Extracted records
● ● ●

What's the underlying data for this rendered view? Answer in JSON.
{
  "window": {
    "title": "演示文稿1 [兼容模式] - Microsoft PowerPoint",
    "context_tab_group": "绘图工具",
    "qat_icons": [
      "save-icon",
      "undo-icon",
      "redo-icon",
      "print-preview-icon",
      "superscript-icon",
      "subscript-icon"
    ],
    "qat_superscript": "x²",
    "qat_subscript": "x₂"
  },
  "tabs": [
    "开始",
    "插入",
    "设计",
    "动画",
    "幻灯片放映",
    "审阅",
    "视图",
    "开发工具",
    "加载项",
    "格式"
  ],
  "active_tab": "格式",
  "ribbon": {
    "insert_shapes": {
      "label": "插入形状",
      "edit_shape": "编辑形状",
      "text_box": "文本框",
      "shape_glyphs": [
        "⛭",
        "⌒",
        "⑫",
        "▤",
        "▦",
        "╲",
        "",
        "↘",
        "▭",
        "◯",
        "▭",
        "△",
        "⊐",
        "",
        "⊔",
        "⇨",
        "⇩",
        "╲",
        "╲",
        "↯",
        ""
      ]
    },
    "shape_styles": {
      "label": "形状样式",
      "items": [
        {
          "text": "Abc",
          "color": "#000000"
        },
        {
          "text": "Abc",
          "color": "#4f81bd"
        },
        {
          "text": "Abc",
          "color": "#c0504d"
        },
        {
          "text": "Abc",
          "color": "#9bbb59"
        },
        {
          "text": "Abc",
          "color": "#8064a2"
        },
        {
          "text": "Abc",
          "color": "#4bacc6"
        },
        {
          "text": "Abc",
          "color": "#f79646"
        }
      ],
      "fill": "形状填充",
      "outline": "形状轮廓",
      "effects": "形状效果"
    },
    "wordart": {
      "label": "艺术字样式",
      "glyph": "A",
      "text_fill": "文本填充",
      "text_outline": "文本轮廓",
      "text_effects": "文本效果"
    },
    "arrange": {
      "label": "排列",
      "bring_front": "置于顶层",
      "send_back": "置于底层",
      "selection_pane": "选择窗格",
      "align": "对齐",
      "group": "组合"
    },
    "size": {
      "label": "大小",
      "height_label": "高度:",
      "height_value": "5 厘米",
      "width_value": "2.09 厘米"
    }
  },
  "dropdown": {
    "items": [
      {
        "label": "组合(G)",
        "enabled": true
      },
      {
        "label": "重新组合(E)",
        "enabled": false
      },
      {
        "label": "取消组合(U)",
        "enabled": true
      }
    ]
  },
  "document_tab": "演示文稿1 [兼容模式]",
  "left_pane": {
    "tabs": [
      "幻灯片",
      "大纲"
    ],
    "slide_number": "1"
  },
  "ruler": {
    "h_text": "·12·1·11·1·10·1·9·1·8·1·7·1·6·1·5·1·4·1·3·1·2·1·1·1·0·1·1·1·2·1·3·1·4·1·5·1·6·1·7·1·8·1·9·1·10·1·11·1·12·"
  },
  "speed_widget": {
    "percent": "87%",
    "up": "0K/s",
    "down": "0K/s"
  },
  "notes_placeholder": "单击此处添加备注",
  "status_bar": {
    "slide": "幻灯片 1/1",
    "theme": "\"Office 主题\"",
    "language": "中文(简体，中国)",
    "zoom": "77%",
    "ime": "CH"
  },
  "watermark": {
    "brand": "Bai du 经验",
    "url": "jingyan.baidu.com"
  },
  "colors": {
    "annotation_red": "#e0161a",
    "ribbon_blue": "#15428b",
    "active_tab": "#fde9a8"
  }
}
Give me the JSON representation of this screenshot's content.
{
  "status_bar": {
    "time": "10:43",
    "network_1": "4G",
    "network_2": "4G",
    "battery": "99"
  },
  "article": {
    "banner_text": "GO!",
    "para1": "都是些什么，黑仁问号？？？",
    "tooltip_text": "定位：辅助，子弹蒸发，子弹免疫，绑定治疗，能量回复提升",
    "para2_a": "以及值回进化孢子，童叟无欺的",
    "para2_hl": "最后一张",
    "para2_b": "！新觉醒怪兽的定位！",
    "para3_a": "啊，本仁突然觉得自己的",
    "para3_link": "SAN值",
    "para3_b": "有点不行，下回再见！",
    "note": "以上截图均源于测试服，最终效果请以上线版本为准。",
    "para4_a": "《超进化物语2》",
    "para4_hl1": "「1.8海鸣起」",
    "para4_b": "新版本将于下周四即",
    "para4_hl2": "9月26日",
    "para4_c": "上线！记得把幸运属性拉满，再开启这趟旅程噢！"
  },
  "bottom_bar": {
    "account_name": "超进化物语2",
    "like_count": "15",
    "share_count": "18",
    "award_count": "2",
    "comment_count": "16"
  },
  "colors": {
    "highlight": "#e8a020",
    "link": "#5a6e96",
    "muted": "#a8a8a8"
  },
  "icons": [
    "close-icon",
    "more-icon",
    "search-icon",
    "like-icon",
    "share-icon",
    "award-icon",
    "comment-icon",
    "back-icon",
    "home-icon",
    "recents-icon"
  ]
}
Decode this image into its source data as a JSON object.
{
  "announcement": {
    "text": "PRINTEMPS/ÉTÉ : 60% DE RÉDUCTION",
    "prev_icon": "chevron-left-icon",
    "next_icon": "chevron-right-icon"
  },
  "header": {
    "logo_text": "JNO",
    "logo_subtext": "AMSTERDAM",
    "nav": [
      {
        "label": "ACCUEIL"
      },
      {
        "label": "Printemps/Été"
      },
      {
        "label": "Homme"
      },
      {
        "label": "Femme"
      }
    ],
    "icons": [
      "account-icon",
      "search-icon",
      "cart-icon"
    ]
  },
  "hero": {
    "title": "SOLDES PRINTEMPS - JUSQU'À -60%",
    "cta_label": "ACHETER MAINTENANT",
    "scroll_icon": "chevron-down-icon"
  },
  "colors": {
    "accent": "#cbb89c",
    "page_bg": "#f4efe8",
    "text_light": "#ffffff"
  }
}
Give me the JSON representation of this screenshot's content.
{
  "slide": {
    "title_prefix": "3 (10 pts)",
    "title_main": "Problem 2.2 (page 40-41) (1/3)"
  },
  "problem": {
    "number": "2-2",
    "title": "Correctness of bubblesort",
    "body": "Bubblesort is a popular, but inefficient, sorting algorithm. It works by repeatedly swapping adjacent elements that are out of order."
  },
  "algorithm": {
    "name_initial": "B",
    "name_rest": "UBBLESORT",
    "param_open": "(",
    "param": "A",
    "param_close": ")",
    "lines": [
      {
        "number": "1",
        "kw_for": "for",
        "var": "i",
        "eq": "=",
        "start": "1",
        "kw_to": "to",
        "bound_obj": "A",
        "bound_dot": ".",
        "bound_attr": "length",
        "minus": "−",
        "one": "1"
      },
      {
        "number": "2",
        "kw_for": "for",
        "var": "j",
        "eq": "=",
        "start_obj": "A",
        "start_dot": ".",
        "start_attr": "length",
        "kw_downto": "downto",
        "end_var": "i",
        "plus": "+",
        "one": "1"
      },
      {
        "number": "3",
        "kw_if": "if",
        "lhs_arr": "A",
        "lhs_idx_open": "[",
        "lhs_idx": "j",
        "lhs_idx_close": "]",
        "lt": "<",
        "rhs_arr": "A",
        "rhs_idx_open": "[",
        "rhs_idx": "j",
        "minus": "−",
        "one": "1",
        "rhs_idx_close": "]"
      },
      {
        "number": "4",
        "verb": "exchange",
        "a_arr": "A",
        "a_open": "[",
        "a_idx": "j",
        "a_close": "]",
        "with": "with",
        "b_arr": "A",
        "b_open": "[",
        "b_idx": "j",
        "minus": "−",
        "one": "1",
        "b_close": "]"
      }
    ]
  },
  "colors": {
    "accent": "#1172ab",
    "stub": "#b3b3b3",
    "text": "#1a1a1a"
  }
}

● ● ●

Stated exercise => Exactly as written, please output every entry.

Task response =>
What's the underlying data for this rendered view? Answer in JSON.
{
  "window": {
    "title": "演示文稿1 [兼容模式] - Microsoft PowerPoint",
    "context_tab_group": "绘图工具",
    "qat_icons": [
      "save-icon",
      "undo-icon",
      "redo-icon",
      "print-preview-icon",
      "superscript-icon",
      "subscript-icon"
    ],
    "qat_superscript": "x²",
    "qat_subscript": "x₂"
  },
  "tabs": [
    "开始",
    "插入",
    "设计",
    "动画",
    "幻灯片放映",
    "审阅",
    "视图",
    "开发工具",
    "加载项",
    "格式"
  ],
  "active_tab": "格式",
  "ribbon": {
    "insert_shapes": {
      "label": "插入形状",
      "edit_shape": "编辑形状",
      "text_box": "文本框",
      "shape_glyphs": [
        "⛭",
        "⌒",
        "⑫",
        "▤",
        "▦",
        "╲",
        "",
        "↘",
        "▭",
        "◯",
        "▭",
        "△",
        "⊐",
        "",
        "⊔",
        "⇨",
        "⇩",
        "╲",
        "╲",
        "↯",
        ""
      ]
    },
    "shape_styles": {
      "label": "形状样式",
      "items": [
        {
          "text": "Abc",
          "color": "#000000"
        },
        {
          "text": "Abc",
          "color": "#4f81bd"
        },
        {
          "text": "Abc",
          "color": "#c0504d"
        },
        {
          "text": "Abc",
          "color": "#9bbb59"
        },
        {
          "text": "Abc",
          "color": "#8064a2"
        },
        {
          "text": "Abc",
          "color": "#4bacc6"
        },
        {
          "text": "Abc",
          "color": "#f79646"
        }
      ],
      "fill": "形状填充",
      "outline": "形状轮廓",
      "effects": "形状效果"
    },
    "wordart": {
      "label": "艺术字样式",
      "glyph": "A",
      "text_fill": "文本填充",
      "text_outline": "文本轮廓",
      "text_effects": "文本效果"
    },
    "arrange": {
      "label": "排列",
      "bring_front": "置于顶层",
      "send_back": "置于底层",
      "selection_pane": "选择窗格",
      "align": "对齐",
      "group": "组合"
    },
    "size": {
      "label": "大小",
      "height_label": "高度:",
      "height_value": "5 厘米",
      "width_value": "2.09 厘米"
    }
  },
  "dropdown": {
    "items": [
      {
        "label": "组合(G)",
        "enabled": true
      },
      {
        "label": "重新组合(E)",
        "enabled": false
      },
      {
        "label": "取消组合(U)",
        "enabled": true
      }
    ]
  },
  "document_tab": "演示文稿1 [兼容模式]",
  "left_pane": {
    "tabs": [
      "幻灯片",
      "大纲"
    ],
    "slide_number": "1"
  },
  "ruler": {
    "h_text": "·12·1·11·1·10·1·9·1·8·1·7·1·6·1·5·1·4·1·3·1·2·1·1·1·0·1·1·1·2·1·3·1·4·1·5·1·6·1·7·1·8·1·9·1·10·1·11·1·12·"
  },
  "speed_widget": {
    "percent": "87%",
    "up": "0K/s",
    "down": "0K/s"
  },
  "notes_placeholder": "单击此处添加备注",
  "status_bar": {
    "slide": "幻灯片 1/1",
    "theme": "\"Office 主题\"",
    "language": "中文(简体，中国)",
    "zoom": "77%",
    "ime": "CH"
  },
  "watermark": {
    "brand": "Bai du 经验",
    "url": "jingyan.baidu.com"
  },
  "colors": {
    "annotation_red": "#e0161a",
    "ribbon_blue": "#15428b",
    "active_tab": "#fde9a8"
  }
}
Give me the JSON representation of this screenshot's content.
{
  "status_bar": {
    "time": "10:43",
    "network_1": "4G",
    "network_2": "4G",
    "battery": "99"
  },
  "article": {
    "banner_text": "GO!",
    "para1": "都是些什么，黑仁问号？？？",
    "tooltip_text": "定位：辅助，子弹蒸发，子弹免疫，绑定治疗，能量回复提升",
    "para2_a": "以及值回进化孢子，童叟无欺的",
    "para2_hl": "最后一张",
    "para2_b": "！新觉醒怪兽的定位！",
    "para3_a": "啊，本仁突然觉得自己的",
    "para3_link": "SAN值",
    "para3_b": "有点不行，下回再见！",
    "note": "以上截图均源于测试服，最终效果请以上线版本为准。",
    "para4_a": "《超进化物语2》",
    "para4_hl1": "「1.8海鸣起」",
    "para4_b": "新版本将于下周四即",
    "para4_hl2": "9月26日",
    "para4_c": "上线！记得把幸运属性拉满，再开启这趟旅程噢！"
  },
  "bottom_bar": {
    "account_name": "超进化物语2",
    "like_count": "15",
    "share_count": "18",
    "award_count": "2",
    "comment_count": "16"
  },
  "colors": {
    "highlight": "#e8a020",
    "link": "#5a6e96",
    "muted": "#a8a8a8"
  },
  "icons": [
    "close-icon",
    "more-icon",
    "search-icon",
    "like-icon",
    "share-icon",
    "award-icon",
    "comment-icon",
    "back-icon",
    "home-icon",
    "recents-icon"
  ]
}
Decode this image into its source data as a JSON object.
{
  "announcement": {
    "text": "PRINTEMPS/ÉTÉ : 60% DE RÉDUCTION",
    "prev_icon": "chevron-left-icon",
    "next_icon": "chevron-right-icon"
  },
  "header": {
    "logo_text": "JNO",
    "logo_subtext": "AMSTERDAM",
    "nav": [
      {
        "label": "ACCUEIL"
      },
      {
        "label": "Printemps/Été"
      },
      {
        "label": "Homme"
      },
      {
        "label": "Femme"
      }
    ],
    "icons": [
      "account-icon",
      "search-icon",
      "cart-icon"
    ]
  },
  "hero": {
    "title": "SOLDES PRINTEMPS - JUSQU'À -60%",
    "cta_label": "ACHETER MAINTENANT",
    "scroll_icon": "chevron-down-icon"
  },
  "colors": {
    "accent": "#cbb89c",
    "page_bg": "#f4efe8",
    "text_light": "#ffffff"
  }
}
Give me the JSON representation of this screenshot's content.
{
  "slide": {
    "title_prefix": "3 (10 pts)",
    "title_main": "Problem 2.2 (page 40-41) (1/3)"
  },
  "problem": {
    "number": "2-2",
    "title": "Correctness of bubblesort",
    "body": "Bubblesort is a popular, but inefficient, sorting algorithm. It works by repeatedly swapping adjacent elements that are out of order."
  },
  "algorithm": {
    "name_initial": "B",
    "name_rest": "UBBLESORT",
    "param_open": "(",
    "param": "A",
    "param_close": ")",
    "lines": [
      {
        "number": "1",
        "kw_for": "for",
        "var": "i",
        "eq": "=",
        "start": "1",
        "kw_to": "to",
        "bound_obj": "A",
        "bound_dot": ".",
        "bound_attr": "length",
        "minus": "−",
        "one": "1"
      },
      {
        "number": "2",
        "kw_for": "for",
        "var": "j",
        "eq": "=",
        "start_obj": "A",
        "start_dot": ".",
        "start_attr": "length",
        "kw_downto": "downto",
        "end_var": "i",
        "plus": "+",
        "one": "1"
      },
      {
        "number": "3",
        "kw_if": "if",
        "lhs_arr": "A",
        "lhs_idx_open": "[",
        "lhs_idx": "j",
        "lhs_idx_close": "]",
        "lt": "<",
        "rhs_arr": "A",
        "rhs_idx_open": "[",
        "rhs_idx": "j",
        "minus": "−",
        "one": "1",
        "rhs_idx_close": "]"
      },
      {
        "number": "4",
        "verb": "exchange",
        "a_arr": "A",
        "a_open": "[",
        "a_idx": "j",
        "a_close": "]",
        "with": "with",
        "b_arr": "A",
        "b_open": "[",
        "b_idx": "j",
        "minus": "−",
        "one": "1",
        "b_close": "]"
      }
    ]
  },
  "colors": {
    "accent": "#1172ab",
    "stub": "#b3b3b3",
    "text": "#1a1a1a"
  }
}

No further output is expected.